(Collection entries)
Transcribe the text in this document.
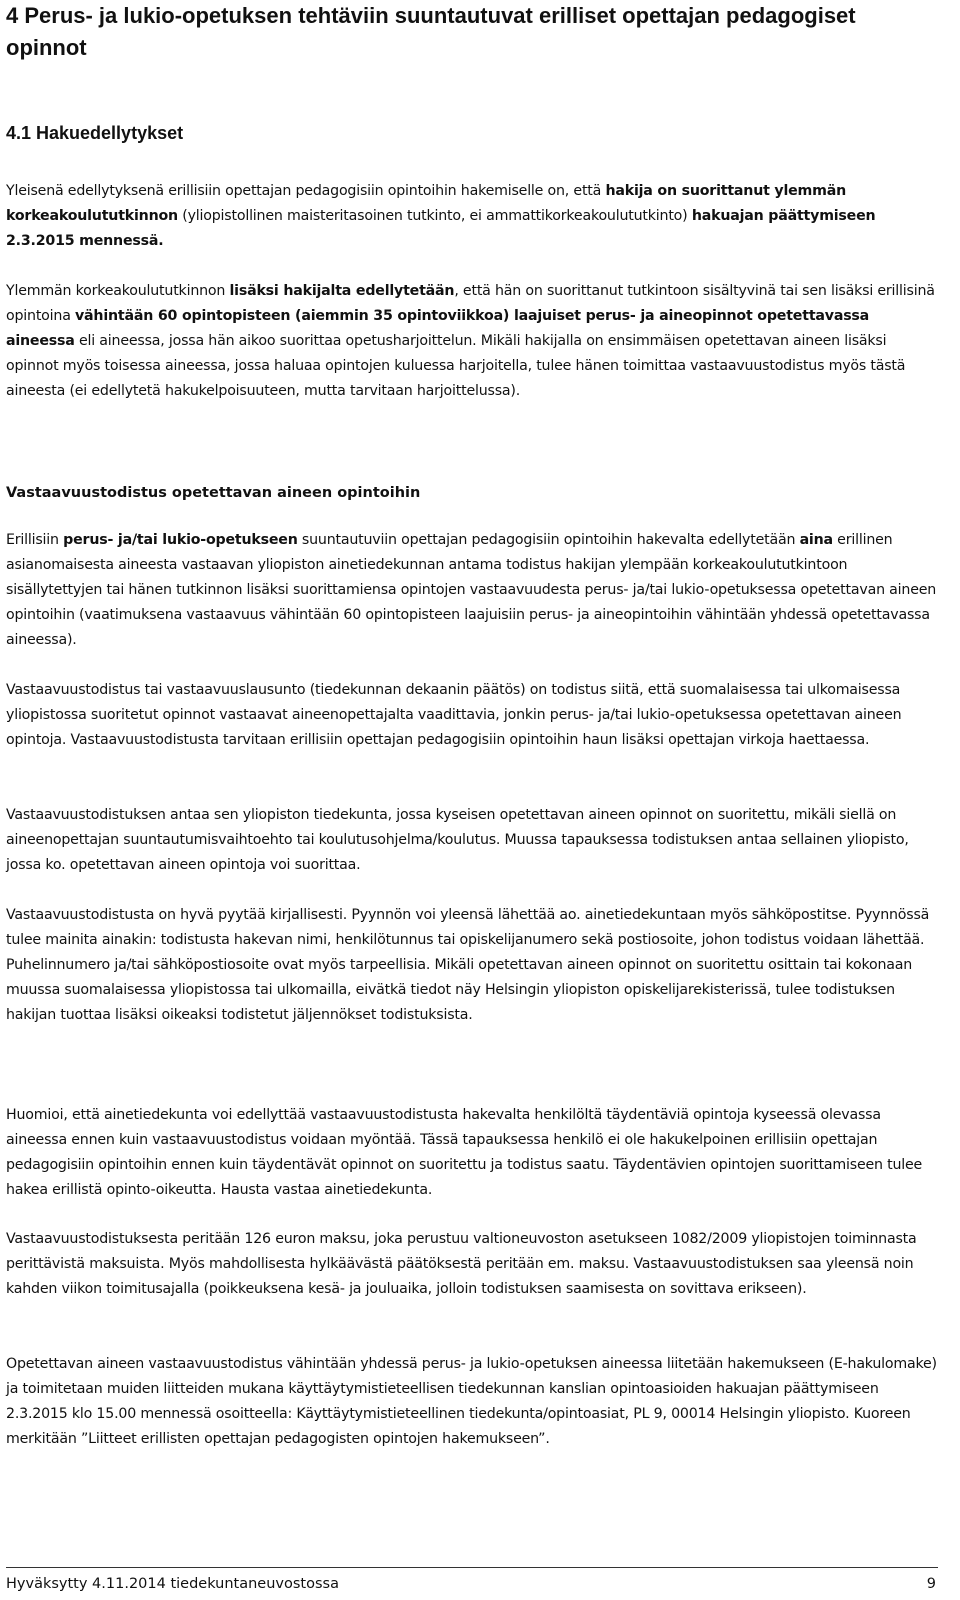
4 Perus- ja lukio-opetuksen tehtäviin suuntautuvat erilliset opettajan pedagogiset opinnot
4.1 Hakuedellytykset

Yleisenä edellytyksenä erillisiin opettajan pedagogisiin opintoihin hakemiselle on, että hakija on suorittanut ylemmän korkeakoulututkinnon (yliopistollinen maisteritasoinen tutkinto, ei ammattikorkeakoulututkinto) hakuajan päättymiseen 2.3.2015 mennessä.

Ylemmän korkeakoulututkinnon lisäksi hakijalta edellytetään, että hän on suorittanut tutkintoon sisältyvinä tai sen lisäksi erillisinä opintoina vähintään 60 opintopisteen (aiemmin 35 opintoviikkoa) laajuiset perus- ja aineopinnot opetettavassa aineessa eli aineessa, jossa hän aikoo suorittaa opetusharjoittelun. Mikäli hakijalla on ensimmäisen opetettavan aineen lisäksi opinnot myös toisessa aineessa, jossa haluaa opintojen kuluessa harjoitella, tulee hänen toimittaa vastaavuustodistus myös tästä aineesta (ei edellytetä hakukelpoisuuteen, mutta tarvitaan harjoittelussa).

Vastaavuustodistus opetettavan aineen opintoihin

Erillisiin perus- ja/tai lukio-opetukseen suuntautuviin opettajan pedagogisiin opintoihin hakevalta edellytetään aina erillinen asianomaisesta aineesta vastaavan yliopiston ainetiedekunnan antama todistus hakijan ylempään korkeakoulututkintoon sisällytettyjen tai hänen tutkinnon lisäksi suorittamiensa opintojen vastaavuudesta perus- ja/tai lukio-opetuksessa opetettavan aineen opintoihin (vaatimuksena vastaavuus vähintään 60 opintopisteen laajuisiin perus- ja aineopintoihin vähintään yhdessä opetettavassa aineessa).

Vastaavuustodistus tai vastaavuuslausunto (tiedekunnan dekaanin päätös) on todistus siitä, että suomalaisessa tai ulkomaisessa yliopistossa suoritetut opinnot vastaavat aineenopettajalta vaadittavia, jonkin perus- ja/tai lukio-opetuksessa opetettavan aineen opintoja. Vastaavuustodistusta tarvitaan erillisiin opettajan pedagogisiin opintoihin haun lisäksi opettajan virkoja haettaessa.

Vastaavuustodistuksen antaa sen yliopiston tiedekunta, jossa kyseisen opetettavan aineen opinnot on suoritettu, mikäli siellä on aineenopettajan suuntautumisvaihtoehto tai koulutusohjelma/koulutus. Muussa tapauksessa todistuksen antaa sellainen yliopisto, jossa ko. opetettavan aineen opintoja voi suorittaa.

Vastaavuustodistusta on hyvä pyytää kirjallisesti. Pyynnön voi yleensä lähettää ao. ainetiedekuntaan myös sähköpostitse. Pyynnössä tulee mainita ainakin: todistusta hakevan nimi, henkilötunnus tai opiskelijanumero sekä postiosoite, johon todistus voidaan lähettää. Puhelinnumero ja/tai sähköpostiosoite ovat myös tarpeellisia. Mikäli opetettavan aineen opinnot on suoritettu osittain tai kokonaan muussa suomalaisessa yliopistossa tai ulkomailla, eivätkä tiedot näy Helsingin yliopiston opiskelijarekisterissä, tulee todistuksen hakijan tuottaa lisäksi oikeaksi todistetut jäljennökset todistuksista.

Huomioi, että ainetiedekunta voi edellyttää vastaavuustodistusta hakevalta henkilöltä täydentäviä opintoja kyseessä olevassa aineessa ennen kuin vastaavuustodistus voidaan myöntää. Tässä tapauksessa henkilö ei ole hakukelpoinen erillisiin opettajan pedagogisiin opintoihin ennen kuin täydentävät opinnot on suoritettu ja todistus saatu. Täydentävien opintojen suorittamiseen tulee hakea erillistä opinto-oikeutta. Hausta vastaa ainetiedekunta.

Vastaavuustodistuksesta peritään 126 euron maksu, joka perustuu valtioneuvoston asetukseen 1082/2009 yliopistojen toiminnasta perittävistä maksuista. Myös mahdollisesta hylkäävästä päätöksestä peritään em. maksu. Vastaavuustodistuksen saa yleensä noin kahden viikon toimitusajalla (poikkeuksena kesä- ja jouluaika, jolloin todistuksen saamisesta on sovittava erikseen).

Opetettavan aineen vastaavuustodistus vähintään yhdessä perus- ja lukio-opetuksen aineessa liitetään hakemukseen (E-hakulomake) ja toimitetaan muiden liitteiden mukana käyttäytymistieteellisen tiedekunnan kanslian opintoasioiden hakuajan päättymiseen 2.3.2015 klo 15.00 mennessä osoitteella: Käyttäytymistieteellinen tiedekunta/opintoasiat, PL 9, 00014 Helsingin yliopisto. Kuoreen merkitään ”Liitteet erillisten opettajan pedagogisten opintojen hakemukseen”.

Hyväksytty 4.11.2014 tiedekuntaneuvostossa	9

| Work required |
Pull out every line above that holds the word "korkeakoulututkinnon".

| Reply to the exercise |
Yleisenä edellytyksenä erillisiin opettajan pedagogisiin opintoihin hakemiselle on, että hakija on suorittanut ylemmän korkeakoulututkinnon (yliopistollinen maisteritasoinen tutkinto, ei ammattikorkeakoulututkinto) hakuajan päättymiseen 2.3.2015 mennessä.
Ylemmän korkeakoulututkinnon lisäksi hakijalta edellytetään, että hän on suorittanut tutkintoon sisältyvinä tai sen lisäksi erillisinä opintoina vähintään 60 opintopisteen (aiemmin 35 opintoviikkoa) laajuiset perus- ja aineopinnot opetettavassa aineessa eli aineessa, jossa hän aikoo suorittaa opetusharjoittelun. Mikäli hakijalla on ensimmäisen opetettavan aineen lisäksi opinnot myös toisessa aineessa, jossa haluaa opintojen kuluessa harjoitella, tulee hänen toimittaa vastaavuustodistus myös tästä aineesta (ei edellytetä hakukelpoisuuteen, mutta tarvitaan harjoittelussa).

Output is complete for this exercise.